EXERCISE: State how many lines in the listing below include the word "background". Give nothing but the number.

(Extracted records)
____

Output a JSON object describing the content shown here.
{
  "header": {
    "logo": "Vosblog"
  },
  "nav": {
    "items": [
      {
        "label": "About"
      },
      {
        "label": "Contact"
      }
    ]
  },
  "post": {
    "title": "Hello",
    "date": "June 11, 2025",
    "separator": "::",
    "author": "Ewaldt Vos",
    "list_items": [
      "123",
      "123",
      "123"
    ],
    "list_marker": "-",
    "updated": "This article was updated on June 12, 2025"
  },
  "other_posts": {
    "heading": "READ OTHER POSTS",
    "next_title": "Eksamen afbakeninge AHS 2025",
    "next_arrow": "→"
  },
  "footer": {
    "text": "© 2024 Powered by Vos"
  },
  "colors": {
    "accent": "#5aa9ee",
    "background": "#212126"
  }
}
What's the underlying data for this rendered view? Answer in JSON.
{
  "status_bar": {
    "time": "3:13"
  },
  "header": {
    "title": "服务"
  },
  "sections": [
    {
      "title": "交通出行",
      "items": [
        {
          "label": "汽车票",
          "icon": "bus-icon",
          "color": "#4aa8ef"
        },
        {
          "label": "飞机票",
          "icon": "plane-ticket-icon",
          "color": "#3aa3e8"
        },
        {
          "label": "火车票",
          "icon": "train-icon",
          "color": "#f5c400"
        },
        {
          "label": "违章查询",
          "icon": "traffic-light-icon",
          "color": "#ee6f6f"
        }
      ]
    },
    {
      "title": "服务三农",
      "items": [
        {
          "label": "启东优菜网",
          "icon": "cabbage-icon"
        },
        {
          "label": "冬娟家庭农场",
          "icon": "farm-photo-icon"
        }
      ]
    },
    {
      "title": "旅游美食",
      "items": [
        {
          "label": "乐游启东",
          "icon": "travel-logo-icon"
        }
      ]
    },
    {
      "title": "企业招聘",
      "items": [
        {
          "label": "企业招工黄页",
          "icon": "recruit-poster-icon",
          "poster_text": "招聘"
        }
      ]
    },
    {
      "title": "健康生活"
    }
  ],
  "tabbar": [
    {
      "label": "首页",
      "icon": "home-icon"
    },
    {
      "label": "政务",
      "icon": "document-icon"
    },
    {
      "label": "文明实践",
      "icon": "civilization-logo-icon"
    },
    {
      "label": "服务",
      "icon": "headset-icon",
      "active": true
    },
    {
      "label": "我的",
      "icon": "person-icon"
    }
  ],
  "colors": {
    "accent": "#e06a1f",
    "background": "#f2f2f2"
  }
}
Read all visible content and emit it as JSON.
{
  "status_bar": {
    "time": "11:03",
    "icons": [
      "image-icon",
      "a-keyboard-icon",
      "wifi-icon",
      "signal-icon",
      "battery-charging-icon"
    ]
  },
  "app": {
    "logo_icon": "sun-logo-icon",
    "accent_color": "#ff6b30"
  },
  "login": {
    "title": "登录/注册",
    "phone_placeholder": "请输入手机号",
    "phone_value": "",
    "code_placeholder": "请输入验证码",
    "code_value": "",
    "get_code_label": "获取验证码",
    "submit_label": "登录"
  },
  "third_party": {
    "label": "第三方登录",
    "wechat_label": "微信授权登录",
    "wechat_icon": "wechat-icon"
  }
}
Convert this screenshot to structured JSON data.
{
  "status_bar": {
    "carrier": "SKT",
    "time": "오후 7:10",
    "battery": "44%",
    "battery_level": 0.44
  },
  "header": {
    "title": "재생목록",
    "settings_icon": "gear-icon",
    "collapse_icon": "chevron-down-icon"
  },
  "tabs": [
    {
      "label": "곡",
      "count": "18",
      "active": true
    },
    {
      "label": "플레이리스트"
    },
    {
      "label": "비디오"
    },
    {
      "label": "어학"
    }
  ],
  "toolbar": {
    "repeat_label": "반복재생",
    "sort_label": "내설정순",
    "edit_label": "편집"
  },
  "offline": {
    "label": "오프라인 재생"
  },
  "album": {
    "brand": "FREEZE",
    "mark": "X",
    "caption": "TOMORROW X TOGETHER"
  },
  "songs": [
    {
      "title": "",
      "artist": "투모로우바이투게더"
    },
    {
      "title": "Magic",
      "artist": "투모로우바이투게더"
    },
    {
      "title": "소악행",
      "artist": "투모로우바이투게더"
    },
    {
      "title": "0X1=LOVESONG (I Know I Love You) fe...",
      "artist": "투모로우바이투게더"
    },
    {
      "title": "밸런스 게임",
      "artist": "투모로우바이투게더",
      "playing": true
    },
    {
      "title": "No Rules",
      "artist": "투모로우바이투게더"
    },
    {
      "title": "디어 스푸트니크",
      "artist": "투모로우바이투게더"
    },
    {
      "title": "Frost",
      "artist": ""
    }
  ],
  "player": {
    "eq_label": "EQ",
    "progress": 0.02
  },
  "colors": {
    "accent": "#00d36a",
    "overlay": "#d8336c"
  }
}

____

TASK OUTPUT: 2